▶ _Instructions for the task_
Tally the lines of the data that include the word "molto" and state the total, nothing else.
┏━━
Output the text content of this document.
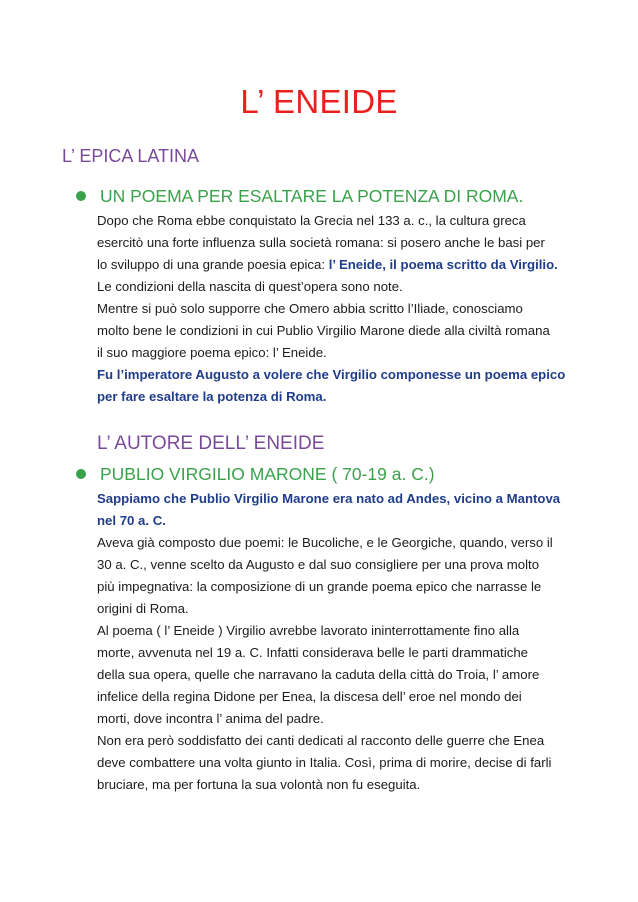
L’ ENEIDE
L’ EPICA LATINA
UN POEMA PER ESALTARE LA POTENZA DI ROMA.
Dopo che Roma ebbe conquistato la Grecia nel 133 a. c., la cultura greca
esercitò una forte influenza sulla società romana: si posero anche le basi per
lo sviluppo di una grande poesia epica: l’ Eneide, il poema scritto da Virgilio.
Le condizioni della nascita di quest’opera sono note.
Mentre si può solo supporre che Omero abbia scritto l’Iliade, conosciamo
molto bene le condizioni in cui Publio Virgilio Marone diede alla civiltà romana
il suo maggiore poema epico: l’ Eneide.
Fu l’imperatore Augusto a volere che Virgilio componesse un poema epico
per fare esaltare la potenza di Roma.
L’ AUTORE DELL’ ENEIDE
PUBLIO VIRGILIO MARONE ( 70-19 a. C.)
Sappiamo che Publio Virgilio Marone era nato ad Andes, vicino a Mantova
nel 70 a. C.
Aveva già composto due poemi: le Bucoliche, e le Georgiche, quando, verso il
30 a. C., venne scelto da Augusto e dal suo consigliere per una prova molto
più impegnativa: la composizione di un grande poema epico che narrasse le
origini di Roma.
Al poema ( l’ Eneide ) Virgilio avrebbe lavorato ininterrottamente fino alla
morte, avvenuta nel 19 a. C. Infatti considerava belle le parti drammatiche
della sua opera, quelle che narravano la caduta della città do Troia, l’ amore
infelice della regina Didone per Enea, la discesa dell’ eroe nel mondo dei
morti, dove incontra l’ anima del padre.
Non era però soddisfatto dei canti dedicati al racconto delle guerre che Enea
deve combattere una volta giunto in Italia. Così, prima di morire, decise di farli
bruciare, ma per fortuna la sua volontà non fu eseguita.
┗━━
▶ _Result of this task_
2